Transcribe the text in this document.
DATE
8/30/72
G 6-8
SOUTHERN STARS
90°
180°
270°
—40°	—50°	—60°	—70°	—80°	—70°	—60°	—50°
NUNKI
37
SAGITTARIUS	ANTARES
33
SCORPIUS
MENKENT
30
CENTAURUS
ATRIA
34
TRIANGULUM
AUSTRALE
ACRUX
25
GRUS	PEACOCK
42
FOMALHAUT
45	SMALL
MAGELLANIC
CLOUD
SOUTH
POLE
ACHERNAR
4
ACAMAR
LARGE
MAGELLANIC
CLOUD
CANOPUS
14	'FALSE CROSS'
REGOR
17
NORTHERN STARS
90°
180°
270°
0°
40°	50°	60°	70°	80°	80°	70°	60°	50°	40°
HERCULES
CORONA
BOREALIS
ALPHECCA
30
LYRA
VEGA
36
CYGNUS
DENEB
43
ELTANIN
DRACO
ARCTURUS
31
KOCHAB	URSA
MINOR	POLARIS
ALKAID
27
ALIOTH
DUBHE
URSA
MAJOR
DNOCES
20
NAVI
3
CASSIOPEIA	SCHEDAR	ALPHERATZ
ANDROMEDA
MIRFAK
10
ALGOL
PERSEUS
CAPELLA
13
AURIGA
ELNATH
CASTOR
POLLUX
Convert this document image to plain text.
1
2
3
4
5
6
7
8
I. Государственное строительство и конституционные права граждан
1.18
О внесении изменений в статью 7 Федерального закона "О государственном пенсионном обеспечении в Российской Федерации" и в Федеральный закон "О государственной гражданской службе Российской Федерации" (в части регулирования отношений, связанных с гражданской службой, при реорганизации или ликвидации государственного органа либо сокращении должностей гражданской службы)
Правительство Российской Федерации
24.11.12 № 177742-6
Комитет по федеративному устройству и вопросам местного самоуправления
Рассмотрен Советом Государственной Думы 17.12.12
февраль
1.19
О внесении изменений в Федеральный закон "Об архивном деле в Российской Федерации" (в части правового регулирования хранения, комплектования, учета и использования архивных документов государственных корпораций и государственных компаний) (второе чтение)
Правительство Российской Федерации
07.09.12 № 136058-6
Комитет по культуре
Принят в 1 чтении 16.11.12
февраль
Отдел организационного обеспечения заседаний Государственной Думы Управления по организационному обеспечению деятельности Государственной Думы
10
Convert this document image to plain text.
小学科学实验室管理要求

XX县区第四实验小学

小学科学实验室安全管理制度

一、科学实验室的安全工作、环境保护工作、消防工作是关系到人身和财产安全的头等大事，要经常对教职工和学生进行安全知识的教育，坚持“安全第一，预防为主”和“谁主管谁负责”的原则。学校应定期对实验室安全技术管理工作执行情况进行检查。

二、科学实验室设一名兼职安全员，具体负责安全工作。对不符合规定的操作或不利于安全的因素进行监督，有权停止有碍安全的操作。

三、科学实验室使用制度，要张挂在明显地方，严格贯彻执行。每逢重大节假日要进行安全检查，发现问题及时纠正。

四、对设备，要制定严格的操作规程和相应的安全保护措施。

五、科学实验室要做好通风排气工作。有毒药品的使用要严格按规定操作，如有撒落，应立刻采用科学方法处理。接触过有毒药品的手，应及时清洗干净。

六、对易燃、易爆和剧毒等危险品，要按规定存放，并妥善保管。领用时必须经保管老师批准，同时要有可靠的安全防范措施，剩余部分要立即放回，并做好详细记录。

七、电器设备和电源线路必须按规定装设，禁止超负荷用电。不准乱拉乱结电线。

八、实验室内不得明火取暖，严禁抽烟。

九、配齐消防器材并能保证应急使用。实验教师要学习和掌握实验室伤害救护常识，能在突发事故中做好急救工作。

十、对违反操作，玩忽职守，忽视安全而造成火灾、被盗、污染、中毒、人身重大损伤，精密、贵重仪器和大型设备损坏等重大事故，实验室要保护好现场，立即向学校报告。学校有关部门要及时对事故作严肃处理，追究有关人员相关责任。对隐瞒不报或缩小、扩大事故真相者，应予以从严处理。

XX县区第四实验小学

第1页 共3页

-.-.-

** GIVEN EXERCISE **
Give the number of lines that hold the word "внесении" in these records, with nothing added.

** OUTPUT FOR THIS EXERCISE **
2